## Short problem
Quote the entries that follow exactly, leaving none out.
┌─ Material for the task
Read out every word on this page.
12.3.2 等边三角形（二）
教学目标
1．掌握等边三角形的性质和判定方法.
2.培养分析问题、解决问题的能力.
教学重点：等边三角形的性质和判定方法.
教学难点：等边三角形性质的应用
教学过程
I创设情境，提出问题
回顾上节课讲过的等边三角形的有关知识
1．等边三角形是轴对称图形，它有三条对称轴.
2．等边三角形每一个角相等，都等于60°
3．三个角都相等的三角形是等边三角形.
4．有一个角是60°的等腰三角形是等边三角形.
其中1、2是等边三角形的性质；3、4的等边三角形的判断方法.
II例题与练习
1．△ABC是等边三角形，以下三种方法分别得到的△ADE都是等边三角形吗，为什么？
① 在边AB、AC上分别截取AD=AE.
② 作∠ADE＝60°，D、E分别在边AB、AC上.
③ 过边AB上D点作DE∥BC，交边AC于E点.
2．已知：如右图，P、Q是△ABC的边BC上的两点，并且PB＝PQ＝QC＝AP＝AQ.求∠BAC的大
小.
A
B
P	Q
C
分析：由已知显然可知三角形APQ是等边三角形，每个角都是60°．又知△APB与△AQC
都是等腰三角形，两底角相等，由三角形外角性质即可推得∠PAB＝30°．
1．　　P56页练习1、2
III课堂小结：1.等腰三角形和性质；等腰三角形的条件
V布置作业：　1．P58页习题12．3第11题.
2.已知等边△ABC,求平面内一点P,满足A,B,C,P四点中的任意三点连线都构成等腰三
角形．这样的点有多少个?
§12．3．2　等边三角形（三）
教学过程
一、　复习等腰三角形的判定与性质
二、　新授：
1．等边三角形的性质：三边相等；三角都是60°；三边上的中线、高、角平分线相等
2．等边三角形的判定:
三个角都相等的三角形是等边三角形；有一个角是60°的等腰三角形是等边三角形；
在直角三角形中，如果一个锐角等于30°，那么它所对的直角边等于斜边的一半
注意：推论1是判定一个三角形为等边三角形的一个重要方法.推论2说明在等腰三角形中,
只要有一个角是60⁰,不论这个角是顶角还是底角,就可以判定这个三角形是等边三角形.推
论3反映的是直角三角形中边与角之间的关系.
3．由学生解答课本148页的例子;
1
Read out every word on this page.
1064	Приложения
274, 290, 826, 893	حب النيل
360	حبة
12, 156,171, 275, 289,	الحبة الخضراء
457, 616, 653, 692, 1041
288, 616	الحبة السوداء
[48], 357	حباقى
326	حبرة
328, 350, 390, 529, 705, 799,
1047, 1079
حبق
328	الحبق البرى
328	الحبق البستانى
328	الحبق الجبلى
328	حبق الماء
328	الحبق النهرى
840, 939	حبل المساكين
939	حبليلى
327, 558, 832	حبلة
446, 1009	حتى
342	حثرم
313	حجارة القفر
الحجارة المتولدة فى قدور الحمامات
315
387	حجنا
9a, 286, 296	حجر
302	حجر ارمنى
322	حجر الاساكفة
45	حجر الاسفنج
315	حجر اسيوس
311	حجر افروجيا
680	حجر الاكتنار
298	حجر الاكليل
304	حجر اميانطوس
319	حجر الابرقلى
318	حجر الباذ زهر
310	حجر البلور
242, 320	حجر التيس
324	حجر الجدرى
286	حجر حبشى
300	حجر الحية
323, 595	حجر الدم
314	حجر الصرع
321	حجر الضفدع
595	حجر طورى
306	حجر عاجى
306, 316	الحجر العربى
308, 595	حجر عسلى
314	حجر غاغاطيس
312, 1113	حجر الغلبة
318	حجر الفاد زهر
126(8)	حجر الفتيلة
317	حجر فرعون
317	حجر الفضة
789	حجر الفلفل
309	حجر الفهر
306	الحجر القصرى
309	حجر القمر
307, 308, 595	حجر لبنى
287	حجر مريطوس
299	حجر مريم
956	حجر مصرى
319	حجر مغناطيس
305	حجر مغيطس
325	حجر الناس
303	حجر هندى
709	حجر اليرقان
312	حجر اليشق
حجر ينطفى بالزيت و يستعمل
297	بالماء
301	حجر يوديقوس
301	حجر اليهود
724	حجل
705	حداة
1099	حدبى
└─
## Output below
Read out every word on this page.
12.3.2 等边三角形（二）
教学目标
1．掌握等边三角形的性质和判定方法.
2.培养分析问题、解决问题的能力.
教学重点：等边三角形的性质和判定方法.
教学难点：等边三角形性质的应用
教学过程
I创设情境，提出问题
回顾上节课讲过的等边三角形的有关知识
1．等边三角形是轴对称图形，它有三条对称轴.
2．等边三角形每一个角相等，都等于60°
3．三个角都相等的三角形是等边三角形.
4．有一个角是60°的等腰三角形是等边三角形.
其中1、2是等边三角形的性质；3、4的等边三角形的判断方法.
II例题与练习
1．△ABC是等边三角形，以下三种方法分别得到的△ADE都是等边三角形吗，为什么？
① 在边AB、AC上分别截取AD=AE.
② 作∠ADE＝60°，D、E分别在边AB、AC上.
③ 过边AB上D点作DE∥BC，交边AC于E点.
2．已知：如右图，P、Q是△ABC的边BC上的两点，并且PB＝PQ＝QC＝AP＝AQ.求∠BAC的大
小.
A
B
P	Q
C
分析：由已知显然可知三角形APQ是等边三角形，每个角都是60°．又知△APB与△AQC
都是等腰三角形，两底角相等，由三角形外角性质即可推得∠PAB＝30°．
1．　　P56页练习1、2
III课堂小结：1.等腰三角形和性质；等腰三角形的条件
V布置作业：　1．P58页习题12．3第11题.
2.已知等边△ABC,求平面内一点P,满足A,B,C,P四点中的任意三点连线都构成等腰三
角形．这样的点有多少个?
§12．3．2　等边三角形（三）
教学过程
一、　复习等腰三角形的判定与性质
二、　新授：
1．等边三角形的性质：三边相等；三角都是60°；三边上的中线、高、角平分线相等
2．等边三角形的判定:
三个角都相等的三角形是等边三角形；有一个角是60°的等腰三角形是等边三角形；
在直角三角形中，如果一个锐角等于30°，那么它所对的直角边等于斜边的一半
注意：推论1是判定一个三角形为等边三角形的一个重要方法.推论2说明在等腰三角形中,
只要有一个角是60⁰,不论这个角是顶角还是底角,就可以判定这个三角形是等边三角形.推
论3反映的是直角三角形中边与角之间的关系.
3．由学生解答课本148页的例子;
1
Read out every word on this page.
1064	Приложения
274, 290, 826, 893	حب النيل
360	حبة
12, 156,171, 275, 289,	الحبة الخضراء
457, 616, 653, 692, 1041
288, 616	الحبة السوداء
[48], 357	حباقى
326	حبرة
328, 350, 390, 529, 705, 799,
1047, 1079
حبق
328	الحبق البرى
328	الحبق البستانى
328	الحبق الجبلى
328	حبق الماء
328	الحبق النهرى
840, 939	حبل المساكين
939	حبليلى
327, 558, 832	حبلة
446, 1009	حتى
342	حثرم
313	حجارة القفر
الحجارة المتولدة فى قدور الحمامات
315
387	حجنا
9a, 286, 296	حجر
302	حجر ارمنى
322	حجر الاساكفة
45	حجر الاسفنج
315	حجر اسيوس
311	حجر افروجيا
680	حجر الاكتنار
298	حجر الاكليل
304	حجر اميانطوس
319	حجر الابرقلى
318	حجر الباذ زهر
310	حجر البلور
242, 320	حجر التيس
324	حجر الجدرى
286	حجر حبشى
300	حجر الحية
323, 595	حجر الدم
314	حجر الصرع
321	حجر الضفدع
595	حجر طورى
306	حجر عاجى
306, 316	الحجر العربى
308, 595	حجر عسلى
314	حجر غاغاطيس
312, 1113	حجر الغلبة
318	حجر الفاد زهر
126(8)	حجر الفتيلة
317	حجر فرعون
317	حجر الفضة
789	حجر الفلفل
309	حجر الفهر
306	الحجر القصرى
309	حجر القمر
307, 308, 595	حجر لبنى
287	حجر مريطوس
299	حجر مريم
956	حجر مصرى
319	حجر مغناطيس
305	حجر مغيطس
325	حجر الناس
303	حجر هندى
709	حجر اليرقان
312	حجر اليشق
حجر ينطفى بالزيت و يستعمل
297	بالماء
301	حجر يوديقوس
301	حجر اليهود
724	حجل
705	حداة
1099	حدبى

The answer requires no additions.